## DATASET RECORDS:
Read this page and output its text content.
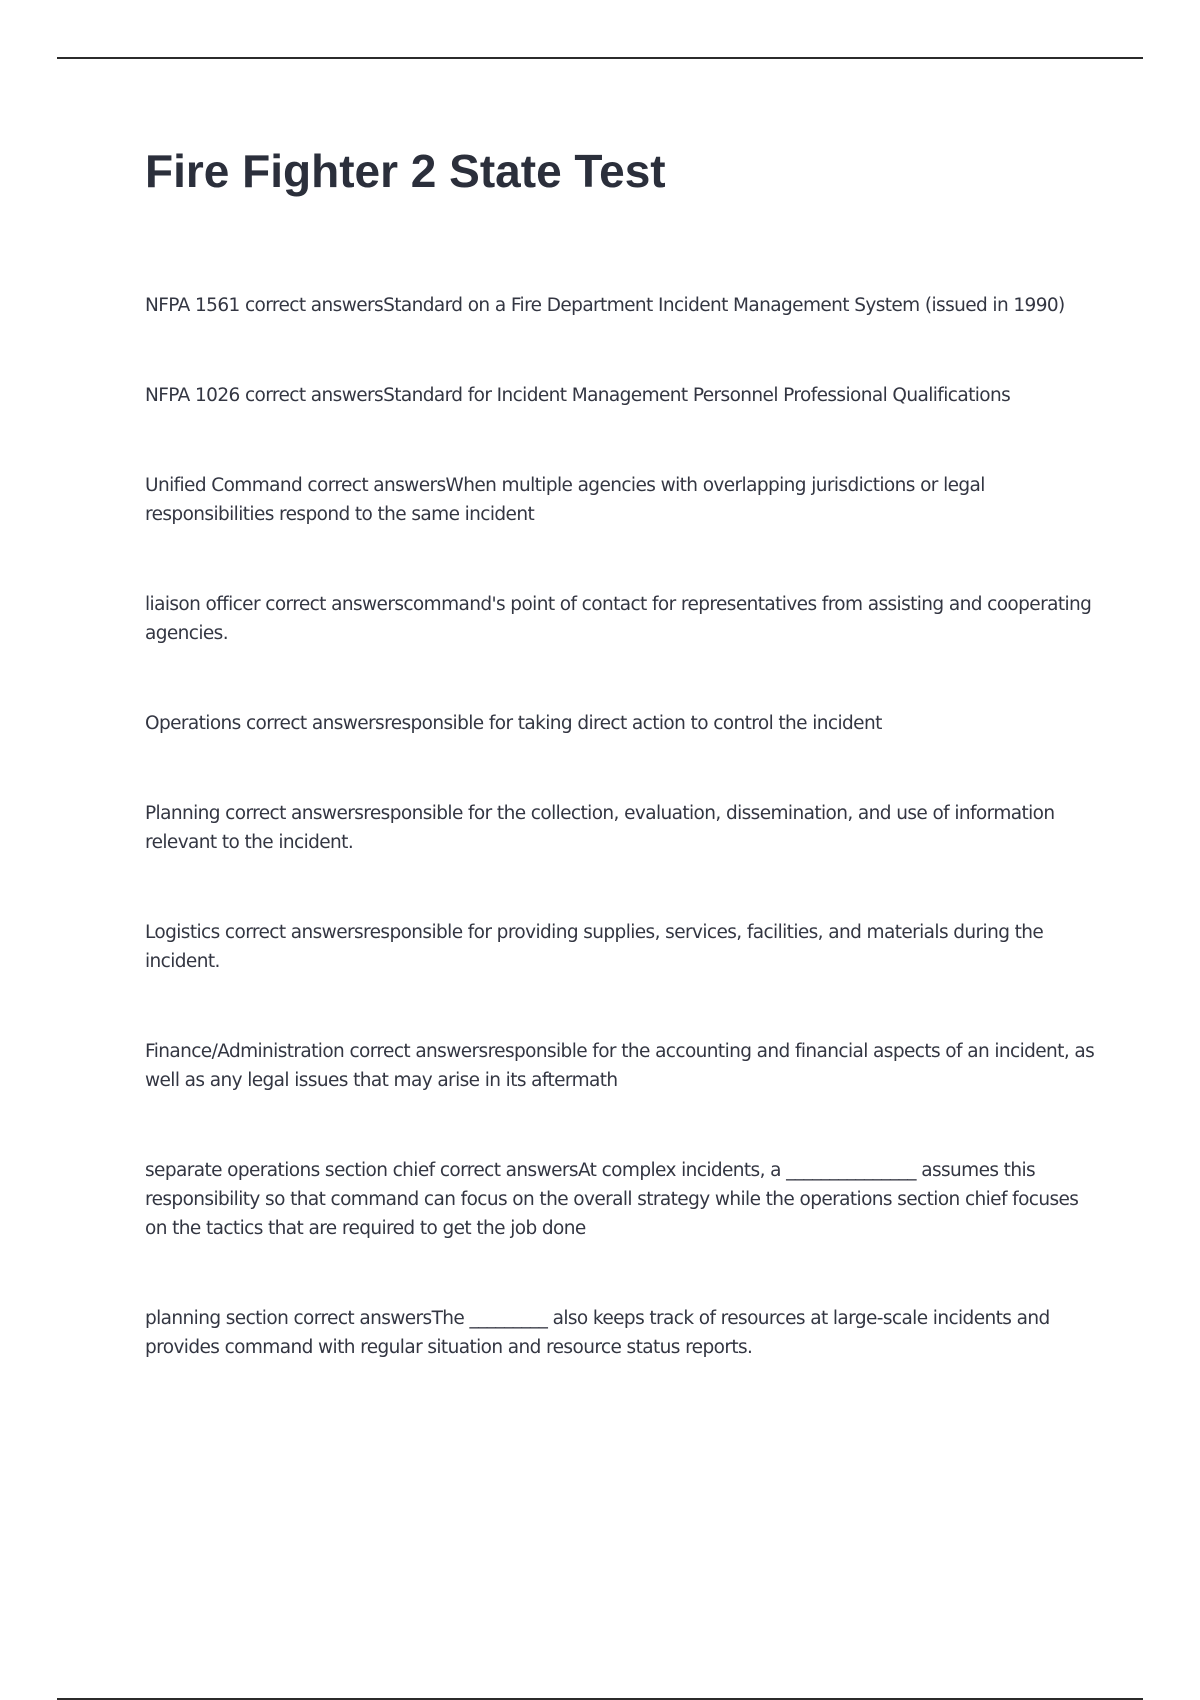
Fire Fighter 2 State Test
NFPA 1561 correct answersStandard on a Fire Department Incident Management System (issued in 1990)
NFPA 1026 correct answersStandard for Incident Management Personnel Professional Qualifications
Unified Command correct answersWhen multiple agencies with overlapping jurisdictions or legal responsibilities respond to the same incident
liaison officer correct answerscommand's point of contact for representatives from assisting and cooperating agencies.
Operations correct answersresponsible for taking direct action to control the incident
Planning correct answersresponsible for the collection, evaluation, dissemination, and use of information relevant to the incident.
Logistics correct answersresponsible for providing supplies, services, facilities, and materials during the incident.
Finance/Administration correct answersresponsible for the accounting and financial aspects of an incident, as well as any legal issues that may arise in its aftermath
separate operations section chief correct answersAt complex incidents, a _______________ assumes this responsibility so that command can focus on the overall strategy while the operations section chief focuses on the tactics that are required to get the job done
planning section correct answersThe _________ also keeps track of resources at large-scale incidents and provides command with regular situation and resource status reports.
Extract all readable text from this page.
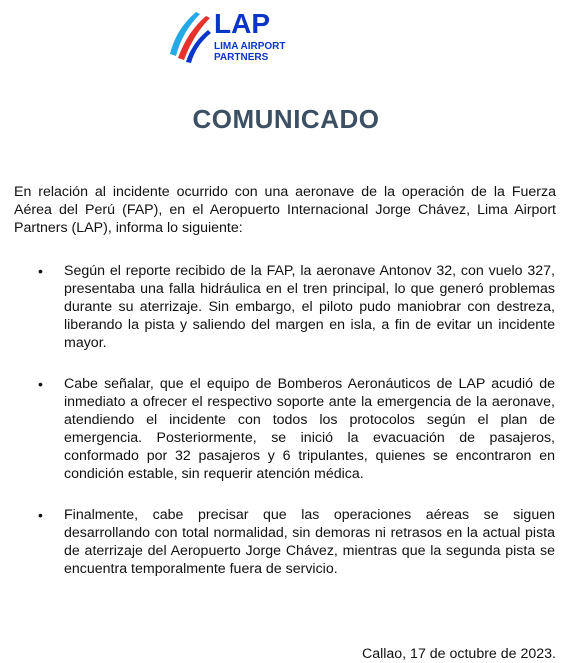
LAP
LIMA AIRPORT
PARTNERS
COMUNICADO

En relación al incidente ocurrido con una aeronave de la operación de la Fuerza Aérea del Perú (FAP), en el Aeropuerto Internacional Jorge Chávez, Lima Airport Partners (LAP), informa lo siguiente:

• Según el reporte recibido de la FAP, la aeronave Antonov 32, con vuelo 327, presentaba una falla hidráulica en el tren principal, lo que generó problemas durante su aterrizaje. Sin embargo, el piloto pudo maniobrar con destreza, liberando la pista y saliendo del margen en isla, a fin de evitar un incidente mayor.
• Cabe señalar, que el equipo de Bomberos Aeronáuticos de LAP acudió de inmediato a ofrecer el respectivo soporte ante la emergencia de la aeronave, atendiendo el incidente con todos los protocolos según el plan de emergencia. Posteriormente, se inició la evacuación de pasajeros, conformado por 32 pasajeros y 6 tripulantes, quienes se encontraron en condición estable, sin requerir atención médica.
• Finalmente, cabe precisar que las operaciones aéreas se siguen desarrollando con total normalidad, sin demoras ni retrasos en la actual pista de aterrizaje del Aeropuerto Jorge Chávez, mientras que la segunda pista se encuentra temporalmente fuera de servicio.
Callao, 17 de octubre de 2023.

## GIVEN REQUEST:
Copy out all of the material exactly as written, without its pictures.

## EXERCISE ANSWER:
Read this page and output its text content.
Fire Fighter 2 State Test
NFPA 1561 correct answersStandard on a Fire Department Incident Management System (issued in 1990)
NFPA 1026 correct answersStandard for Incident Management Personnel Professional Qualifications
Unified Command correct answersWhen multiple agencies with overlapping jurisdictions or legal responsibilities respond to the same incident
liaison officer correct answerscommand's point of contact for representatives from assisting and cooperating agencies.
Operations correct answersresponsible for taking direct action to control the incident
Planning correct answersresponsible for the collection, evaluation, dissemination, and use of information relevant to the incident.
Logistics correct answersresponsible for providing supplies, services, facilities, and materials during the incident.
Finance/Administration correct answersresponsible for the accounting and financial aspects of an incident, as well as any legal issues that may arise in its aftermath
separate operations section chief correct answersAt complex incidents, a _______________ assumes this responsibility so that command can focus on the overall strategy while the operations section chief focuses on the tactics that are required to get the job done
planning section correct answersThe _________ also keeps track of resources at large-scale incidents and provides command with regular situation and resource status reports.
Extract all readable text from this page.
LAP
LIMA AIRPORT
PARTNERS
COMUNICADO

En relación al incidente ocurrido con una aeronave de la operación de la Fuerza Aérea del Perú (FAP), en el Aeropuerto Internacional Jorge Chávez, Lima Airport Partners (LAP), informa lo siguiente:

• Según el reporte recibido de la FAP, la aeronave Antonov 32, con vuelo 327, presentaba una falla hidráulica en el tren principal, lo que generó problemas durante su aterrizaje. Sin embargo, el piloto pudo maniobrar con destreza, liberando la pista y saliendo del margen en isla, a fin de evitar un incidente mayor.
• Cabe señalar, que el equipo de Bomberos Aeronáuticos de LAP acudió de inmediato a ofrecer el respectivo soporte ante la emergencia de la aeronave, atendiendo el incidente con todos los protocolos según el plan de emergencia. Posteriormente, se inició la evacuación de pasajeros, conformado por 32 pasajeros y 6 tripulantes, quienes se encontraron en condición estable, sin requerir atención médica.
• Finalmente, cabe precisar que las operaciones aéreas se siguen desarrollando con total normalidad, sin demoras ni retrasos en la actual pista de aterrizaje del Aeropuerto Jorge Chávez, mientras que la segunda pista se encuentra temporalmente fuera de servicio.
Callao, 17 de octubre de 2023.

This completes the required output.